<<<<
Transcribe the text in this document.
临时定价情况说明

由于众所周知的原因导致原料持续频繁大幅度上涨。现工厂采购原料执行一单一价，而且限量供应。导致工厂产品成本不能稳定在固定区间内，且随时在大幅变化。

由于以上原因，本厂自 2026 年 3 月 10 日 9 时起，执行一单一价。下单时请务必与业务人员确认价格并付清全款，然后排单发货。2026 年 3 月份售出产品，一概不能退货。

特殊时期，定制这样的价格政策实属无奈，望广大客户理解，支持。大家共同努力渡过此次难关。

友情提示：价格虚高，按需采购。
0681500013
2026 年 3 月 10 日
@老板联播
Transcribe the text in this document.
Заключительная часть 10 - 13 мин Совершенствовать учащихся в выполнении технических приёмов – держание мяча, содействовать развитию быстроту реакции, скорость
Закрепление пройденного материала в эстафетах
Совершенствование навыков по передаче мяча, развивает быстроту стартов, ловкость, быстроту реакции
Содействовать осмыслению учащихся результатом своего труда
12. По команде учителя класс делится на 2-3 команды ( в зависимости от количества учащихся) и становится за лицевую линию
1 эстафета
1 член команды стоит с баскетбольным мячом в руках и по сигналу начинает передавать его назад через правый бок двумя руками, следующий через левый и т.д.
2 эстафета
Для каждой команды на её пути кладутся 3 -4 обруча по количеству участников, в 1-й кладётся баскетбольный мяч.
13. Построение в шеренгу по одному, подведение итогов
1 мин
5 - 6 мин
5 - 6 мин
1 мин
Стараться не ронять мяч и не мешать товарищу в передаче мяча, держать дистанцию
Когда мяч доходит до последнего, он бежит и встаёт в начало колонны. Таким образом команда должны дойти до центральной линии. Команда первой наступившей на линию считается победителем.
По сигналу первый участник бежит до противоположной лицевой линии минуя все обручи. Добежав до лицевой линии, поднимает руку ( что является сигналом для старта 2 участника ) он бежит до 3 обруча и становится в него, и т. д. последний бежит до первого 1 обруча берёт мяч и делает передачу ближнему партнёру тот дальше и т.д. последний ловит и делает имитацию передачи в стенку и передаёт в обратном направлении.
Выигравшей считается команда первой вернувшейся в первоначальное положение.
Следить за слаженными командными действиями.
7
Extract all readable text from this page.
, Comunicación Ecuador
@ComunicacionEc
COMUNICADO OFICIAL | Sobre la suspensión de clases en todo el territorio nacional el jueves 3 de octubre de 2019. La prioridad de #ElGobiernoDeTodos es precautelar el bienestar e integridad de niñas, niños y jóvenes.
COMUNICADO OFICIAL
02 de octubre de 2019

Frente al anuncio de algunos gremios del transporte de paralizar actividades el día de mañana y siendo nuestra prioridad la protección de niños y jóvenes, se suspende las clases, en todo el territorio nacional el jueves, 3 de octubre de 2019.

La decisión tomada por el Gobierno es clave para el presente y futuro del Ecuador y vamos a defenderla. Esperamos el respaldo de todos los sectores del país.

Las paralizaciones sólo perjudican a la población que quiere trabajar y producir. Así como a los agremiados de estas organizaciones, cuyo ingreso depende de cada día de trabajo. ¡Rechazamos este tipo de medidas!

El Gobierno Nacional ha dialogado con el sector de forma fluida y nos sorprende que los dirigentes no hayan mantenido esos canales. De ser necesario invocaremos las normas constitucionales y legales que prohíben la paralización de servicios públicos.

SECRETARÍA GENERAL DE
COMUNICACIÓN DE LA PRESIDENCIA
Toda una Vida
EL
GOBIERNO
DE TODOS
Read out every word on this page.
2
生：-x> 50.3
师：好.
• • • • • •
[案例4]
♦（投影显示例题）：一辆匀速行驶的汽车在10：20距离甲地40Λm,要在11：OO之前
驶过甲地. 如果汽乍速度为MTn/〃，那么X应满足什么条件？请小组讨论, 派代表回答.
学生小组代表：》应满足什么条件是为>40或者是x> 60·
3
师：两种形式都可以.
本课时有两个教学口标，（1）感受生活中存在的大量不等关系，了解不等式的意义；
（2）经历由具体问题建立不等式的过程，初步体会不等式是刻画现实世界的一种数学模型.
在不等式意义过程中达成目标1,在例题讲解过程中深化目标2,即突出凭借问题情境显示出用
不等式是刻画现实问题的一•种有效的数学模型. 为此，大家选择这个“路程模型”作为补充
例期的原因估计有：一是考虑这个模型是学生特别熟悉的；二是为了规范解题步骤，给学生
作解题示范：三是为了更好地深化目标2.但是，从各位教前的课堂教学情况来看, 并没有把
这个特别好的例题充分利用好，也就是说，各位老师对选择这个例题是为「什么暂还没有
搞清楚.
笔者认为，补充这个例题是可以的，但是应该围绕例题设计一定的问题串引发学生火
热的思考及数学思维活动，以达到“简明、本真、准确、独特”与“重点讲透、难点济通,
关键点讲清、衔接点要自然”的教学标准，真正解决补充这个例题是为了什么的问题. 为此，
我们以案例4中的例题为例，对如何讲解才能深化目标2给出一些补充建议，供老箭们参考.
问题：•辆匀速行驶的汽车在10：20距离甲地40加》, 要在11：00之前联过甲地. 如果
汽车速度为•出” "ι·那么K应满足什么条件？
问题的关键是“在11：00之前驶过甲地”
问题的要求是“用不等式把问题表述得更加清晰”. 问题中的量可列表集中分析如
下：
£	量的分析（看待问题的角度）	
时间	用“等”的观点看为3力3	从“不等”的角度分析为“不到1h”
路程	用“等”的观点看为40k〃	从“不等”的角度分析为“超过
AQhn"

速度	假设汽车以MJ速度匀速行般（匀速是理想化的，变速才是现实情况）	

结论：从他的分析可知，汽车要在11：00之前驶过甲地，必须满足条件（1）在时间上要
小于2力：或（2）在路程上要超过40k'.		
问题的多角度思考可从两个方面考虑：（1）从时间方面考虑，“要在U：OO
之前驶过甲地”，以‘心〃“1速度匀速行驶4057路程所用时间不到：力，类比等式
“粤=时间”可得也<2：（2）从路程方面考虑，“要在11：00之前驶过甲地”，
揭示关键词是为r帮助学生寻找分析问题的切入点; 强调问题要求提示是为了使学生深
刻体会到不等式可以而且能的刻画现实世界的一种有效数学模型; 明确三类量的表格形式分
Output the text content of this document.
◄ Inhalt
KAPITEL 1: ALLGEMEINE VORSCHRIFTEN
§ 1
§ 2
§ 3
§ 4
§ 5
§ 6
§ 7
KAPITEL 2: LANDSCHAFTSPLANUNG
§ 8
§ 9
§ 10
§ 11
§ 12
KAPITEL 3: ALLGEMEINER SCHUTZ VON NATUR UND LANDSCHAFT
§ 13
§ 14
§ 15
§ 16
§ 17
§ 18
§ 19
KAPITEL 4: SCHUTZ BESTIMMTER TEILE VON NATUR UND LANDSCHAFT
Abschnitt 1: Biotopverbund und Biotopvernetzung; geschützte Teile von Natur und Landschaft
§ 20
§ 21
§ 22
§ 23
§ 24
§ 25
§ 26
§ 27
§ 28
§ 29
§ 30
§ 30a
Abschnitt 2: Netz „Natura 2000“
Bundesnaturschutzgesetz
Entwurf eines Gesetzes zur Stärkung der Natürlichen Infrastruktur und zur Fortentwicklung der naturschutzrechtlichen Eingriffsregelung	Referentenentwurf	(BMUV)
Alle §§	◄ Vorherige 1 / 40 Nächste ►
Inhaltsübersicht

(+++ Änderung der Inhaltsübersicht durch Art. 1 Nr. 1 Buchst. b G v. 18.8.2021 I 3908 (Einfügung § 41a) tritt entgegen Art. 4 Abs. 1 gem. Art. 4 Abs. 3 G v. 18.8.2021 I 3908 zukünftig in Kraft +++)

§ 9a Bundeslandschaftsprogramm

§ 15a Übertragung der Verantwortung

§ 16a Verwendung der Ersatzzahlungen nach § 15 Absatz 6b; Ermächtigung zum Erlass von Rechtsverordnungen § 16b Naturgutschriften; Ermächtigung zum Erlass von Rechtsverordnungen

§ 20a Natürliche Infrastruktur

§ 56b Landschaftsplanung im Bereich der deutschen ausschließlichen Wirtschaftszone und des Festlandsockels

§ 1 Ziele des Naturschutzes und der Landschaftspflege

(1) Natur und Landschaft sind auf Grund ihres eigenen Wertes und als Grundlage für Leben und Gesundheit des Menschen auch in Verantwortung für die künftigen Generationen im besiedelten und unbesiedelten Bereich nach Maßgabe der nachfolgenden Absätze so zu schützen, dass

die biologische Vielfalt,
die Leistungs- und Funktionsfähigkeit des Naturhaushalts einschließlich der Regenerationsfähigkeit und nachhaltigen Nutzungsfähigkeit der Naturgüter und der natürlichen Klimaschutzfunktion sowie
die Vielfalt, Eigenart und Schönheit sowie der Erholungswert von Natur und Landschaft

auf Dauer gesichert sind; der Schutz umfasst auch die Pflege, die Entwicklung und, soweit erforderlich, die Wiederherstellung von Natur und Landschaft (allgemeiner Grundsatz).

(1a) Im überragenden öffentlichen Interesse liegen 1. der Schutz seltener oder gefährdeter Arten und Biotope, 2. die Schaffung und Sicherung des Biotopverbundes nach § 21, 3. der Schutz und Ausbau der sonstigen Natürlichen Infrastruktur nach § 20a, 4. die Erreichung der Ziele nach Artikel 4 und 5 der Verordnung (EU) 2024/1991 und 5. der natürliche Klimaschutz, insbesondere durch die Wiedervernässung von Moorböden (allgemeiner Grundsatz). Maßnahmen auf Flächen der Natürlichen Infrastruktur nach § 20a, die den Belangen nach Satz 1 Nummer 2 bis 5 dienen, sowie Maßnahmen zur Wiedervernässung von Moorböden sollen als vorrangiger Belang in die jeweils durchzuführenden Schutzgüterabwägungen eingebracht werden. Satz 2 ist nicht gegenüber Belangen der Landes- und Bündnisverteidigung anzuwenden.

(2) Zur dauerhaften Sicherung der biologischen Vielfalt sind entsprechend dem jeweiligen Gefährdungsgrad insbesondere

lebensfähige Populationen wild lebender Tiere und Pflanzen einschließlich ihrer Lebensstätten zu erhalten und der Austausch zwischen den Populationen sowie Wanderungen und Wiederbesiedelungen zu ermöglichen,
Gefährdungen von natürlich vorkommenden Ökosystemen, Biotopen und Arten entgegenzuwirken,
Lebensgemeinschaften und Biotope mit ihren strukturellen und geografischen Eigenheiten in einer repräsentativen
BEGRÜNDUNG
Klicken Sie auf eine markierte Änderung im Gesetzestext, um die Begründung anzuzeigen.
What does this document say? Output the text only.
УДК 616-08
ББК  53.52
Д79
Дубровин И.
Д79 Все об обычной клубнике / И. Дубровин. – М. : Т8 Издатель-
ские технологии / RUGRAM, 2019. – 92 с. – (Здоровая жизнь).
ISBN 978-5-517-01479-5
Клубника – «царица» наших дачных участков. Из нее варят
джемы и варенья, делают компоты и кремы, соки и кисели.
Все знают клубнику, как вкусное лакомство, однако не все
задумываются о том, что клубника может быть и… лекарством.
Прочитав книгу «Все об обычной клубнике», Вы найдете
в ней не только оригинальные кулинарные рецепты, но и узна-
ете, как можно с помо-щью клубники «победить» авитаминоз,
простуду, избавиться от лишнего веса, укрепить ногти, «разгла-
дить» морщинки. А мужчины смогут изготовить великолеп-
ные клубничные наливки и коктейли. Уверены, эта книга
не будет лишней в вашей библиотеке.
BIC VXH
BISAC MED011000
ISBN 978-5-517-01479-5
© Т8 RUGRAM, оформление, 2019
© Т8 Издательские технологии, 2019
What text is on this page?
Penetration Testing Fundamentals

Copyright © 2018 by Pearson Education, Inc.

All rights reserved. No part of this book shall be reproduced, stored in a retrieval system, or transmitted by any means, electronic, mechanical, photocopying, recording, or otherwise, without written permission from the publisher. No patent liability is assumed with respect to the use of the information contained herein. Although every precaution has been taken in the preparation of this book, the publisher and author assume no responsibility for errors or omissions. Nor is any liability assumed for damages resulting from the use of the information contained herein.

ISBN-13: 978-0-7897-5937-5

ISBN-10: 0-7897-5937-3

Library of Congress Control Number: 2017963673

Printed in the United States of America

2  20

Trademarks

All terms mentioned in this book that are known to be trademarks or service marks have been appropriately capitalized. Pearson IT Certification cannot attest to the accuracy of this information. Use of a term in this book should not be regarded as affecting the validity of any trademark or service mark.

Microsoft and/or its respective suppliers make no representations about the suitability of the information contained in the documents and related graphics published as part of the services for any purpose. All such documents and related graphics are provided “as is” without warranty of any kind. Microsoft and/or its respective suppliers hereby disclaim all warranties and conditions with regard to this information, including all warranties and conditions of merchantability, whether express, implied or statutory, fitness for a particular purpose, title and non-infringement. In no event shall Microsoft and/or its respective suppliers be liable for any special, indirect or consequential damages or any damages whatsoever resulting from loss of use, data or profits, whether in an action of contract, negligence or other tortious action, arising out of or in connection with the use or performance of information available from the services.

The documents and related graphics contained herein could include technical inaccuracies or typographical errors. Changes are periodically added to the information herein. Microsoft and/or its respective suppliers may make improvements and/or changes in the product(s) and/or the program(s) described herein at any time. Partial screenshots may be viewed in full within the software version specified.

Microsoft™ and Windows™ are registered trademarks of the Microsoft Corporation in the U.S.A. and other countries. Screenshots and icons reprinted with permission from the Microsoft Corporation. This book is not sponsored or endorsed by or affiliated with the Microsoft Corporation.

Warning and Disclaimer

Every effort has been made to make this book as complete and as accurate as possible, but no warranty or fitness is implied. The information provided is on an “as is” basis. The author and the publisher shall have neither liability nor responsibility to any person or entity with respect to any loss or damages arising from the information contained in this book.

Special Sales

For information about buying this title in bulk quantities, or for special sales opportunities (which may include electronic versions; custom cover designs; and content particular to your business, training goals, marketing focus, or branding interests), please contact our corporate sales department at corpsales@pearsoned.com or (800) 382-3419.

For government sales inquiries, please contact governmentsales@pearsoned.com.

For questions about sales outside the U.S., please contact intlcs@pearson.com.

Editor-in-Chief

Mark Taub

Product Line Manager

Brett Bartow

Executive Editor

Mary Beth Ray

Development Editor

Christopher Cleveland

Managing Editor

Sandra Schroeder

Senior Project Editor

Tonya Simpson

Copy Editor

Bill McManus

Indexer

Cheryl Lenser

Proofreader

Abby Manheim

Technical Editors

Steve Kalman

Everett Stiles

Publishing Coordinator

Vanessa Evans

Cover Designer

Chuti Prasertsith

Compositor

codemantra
>>>>
=== Directive ===
Lines that include the word "permission" — how many are there in the data? Answer with the number alone.

=== The completed task ===
2